**Task details**
Each entry below should be reproduced character for character.

(begin)

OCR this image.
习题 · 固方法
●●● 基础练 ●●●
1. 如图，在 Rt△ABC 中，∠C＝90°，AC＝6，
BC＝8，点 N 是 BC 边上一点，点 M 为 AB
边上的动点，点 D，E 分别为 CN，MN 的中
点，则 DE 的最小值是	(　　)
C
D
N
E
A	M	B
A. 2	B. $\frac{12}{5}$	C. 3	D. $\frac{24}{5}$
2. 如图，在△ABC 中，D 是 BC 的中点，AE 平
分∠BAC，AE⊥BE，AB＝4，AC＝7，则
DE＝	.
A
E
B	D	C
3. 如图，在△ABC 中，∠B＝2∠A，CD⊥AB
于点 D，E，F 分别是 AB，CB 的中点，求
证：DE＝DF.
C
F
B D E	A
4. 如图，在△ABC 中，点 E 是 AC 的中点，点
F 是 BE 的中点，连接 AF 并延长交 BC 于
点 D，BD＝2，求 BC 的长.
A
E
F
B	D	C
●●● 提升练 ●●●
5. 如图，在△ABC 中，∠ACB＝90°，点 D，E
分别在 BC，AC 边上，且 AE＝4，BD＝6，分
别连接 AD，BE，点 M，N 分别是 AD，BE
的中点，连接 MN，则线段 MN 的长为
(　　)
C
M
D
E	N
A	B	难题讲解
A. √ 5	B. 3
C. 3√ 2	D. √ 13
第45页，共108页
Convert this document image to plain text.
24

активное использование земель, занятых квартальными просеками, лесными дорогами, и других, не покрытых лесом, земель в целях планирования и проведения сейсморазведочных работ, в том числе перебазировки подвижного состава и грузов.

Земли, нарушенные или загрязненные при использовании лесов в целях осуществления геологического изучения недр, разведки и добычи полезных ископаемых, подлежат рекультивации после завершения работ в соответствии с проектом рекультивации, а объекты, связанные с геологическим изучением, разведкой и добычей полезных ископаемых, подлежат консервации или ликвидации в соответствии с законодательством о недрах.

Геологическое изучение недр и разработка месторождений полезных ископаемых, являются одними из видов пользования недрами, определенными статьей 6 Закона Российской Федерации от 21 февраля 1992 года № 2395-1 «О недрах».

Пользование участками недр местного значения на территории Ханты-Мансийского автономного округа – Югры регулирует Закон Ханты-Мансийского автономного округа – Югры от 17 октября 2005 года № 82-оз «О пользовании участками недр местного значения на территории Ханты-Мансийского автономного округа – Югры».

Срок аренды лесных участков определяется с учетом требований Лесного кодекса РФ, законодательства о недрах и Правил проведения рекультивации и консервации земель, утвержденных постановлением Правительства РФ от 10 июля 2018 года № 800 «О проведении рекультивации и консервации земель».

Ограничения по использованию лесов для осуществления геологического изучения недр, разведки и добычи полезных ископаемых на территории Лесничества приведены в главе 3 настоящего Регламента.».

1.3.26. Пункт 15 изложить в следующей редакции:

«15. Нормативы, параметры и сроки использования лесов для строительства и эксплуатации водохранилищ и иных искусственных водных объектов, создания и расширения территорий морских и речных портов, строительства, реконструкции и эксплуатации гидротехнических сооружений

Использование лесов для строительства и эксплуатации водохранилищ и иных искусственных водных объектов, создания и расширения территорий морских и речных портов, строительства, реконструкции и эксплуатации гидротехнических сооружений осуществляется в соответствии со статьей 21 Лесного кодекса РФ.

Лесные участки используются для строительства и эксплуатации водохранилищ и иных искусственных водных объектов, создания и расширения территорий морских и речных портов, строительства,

(end)

**Task result**
OCR this image.
习题 · 固方法
●●● 基础练 ●●●
1. 如图，在 Rt△ABC 中，∠C＝90°，AC＝6，
BC＝8，点 N 是 BC 边上一点，点 M 为 AB
边上的动点，点 D，E 分别为 CN，MN 的中
点，则 DE 的最小值是	(　　)
C
D
N
E
A	M	B
A. 2	B. $\frac{12}{5}$	C. 3	D. $\frac{24}{5}$
2. 如图，在△ABC 中，D 是 BC 的中点，AE 平
分∠BAC，AE⊥BE，AB＝4，AC＝7，则
DE＝	.
A
E
B	D	C
3. 如图，在△ABC 中，∠B＝2∠A，CD⊥AB
于点 D，E，F 分别是 AB，CB 的中点，求
证：DE＝DF.
C
F
B D E	A
4. 如图，在△ABC 中，点 E 是 AC 的中点，点
F 是 BE 的中点，连接 AF 并延长交 BC 于
点 D，BD＝2，求 BC 的长.
A
E
F
B	D	C
●●● 提升练 ●●●
5. 如图，在△ABC 中，∠ACB＝90°，点 D，E
分别在 BC，AC 边上，且 AE＝4，BD＝6，分
别连接 AD，BE，点 M，N 分别是 AD，BE
的中点，连接 MN，则线段 MN 的长为
(　　)
C
M
D
E	N
A	B	难题讲解
A. √ 5	B. 3
C. 3√ 2	D. √ 13
第45页，共108页
Convert this document image to plain text.
24

активное использование земель, занятых квартальными просеками, лесными дорогами, и других, не покрытых лесом, земель в целях планирования и проведения сейсморазведочных работ, в том числе перебазировки подвижного состава и грузов.

Земли, нарушенные или загрязненные при использовании лесов в целях осуществления геологического изучения недр, разведки и добычи полезных ископаемых, подлежат рекультивации после завершения работ в соответствии с проектом рекультивации, а объекты, связанные с геологическим изучением, разведкой и добычей полезных ископаемых, подлежат консервации или ликвидации в соответствии с законодательством о недрах.

Геологическое изучение недр и разработка месторождений полезных ископаемых, являются одними из видов пользования недрами, определенными статьей 6 Закона Российской Федерации от 21 февраля 1992 года № 2395-1 «О недрах».

Пользование участками недр местного значения на территории Ханты-Мансийского автономного округа – Югры регулирует Закон Ханты-Мансийского автономного округа – Югры от 17 октября 2005 года № 82-оз «О пользовании участками недр местного значения на территории Ханты-Мансийского автономного округа – Югры».

Срок аренды лесных участков определяется с учетом требований Лесного кодекса РФ, законодательства о недрах и Правил проведения рекультивации и консервации земель, утвержденных постановлением Правительства РФ от 10 июля 2018 года № 800 «О проведении рекультивации и консервации земель».

Ограничения по использованию лесов для осуществления геологического изучения недр, разведки и добычи полезных ископаемых на территории Лесничества приведены в главе 3 настоящего Регламента.».

1.3.26. Пункт 15 изложить в следующей редакции:

«15. Нормативы, параметры и сроки использования лесов для строительства и эксплуатации водохранилищ и иных искусственных водных объектов, создания и расширения территорий морских и речных портов, строительства, реконструкции и эксплуатации гидротехнических сооружений

Использование лесов для строительства и эксплуатации водохранилищ и иных искусственных водных объектов, создания и расширения территорий морских и речных портов, строительства, реконструкции и эксплуатации гидротехнических сооружений осуществляется в соответствии со статьей 21 Лесного кодекса РФ.

Лесные участки используются для строительства и эксплуатации водохранилищ и иных искусственных водных объектов, создания и расширения территорий морских и речных портов, строительства,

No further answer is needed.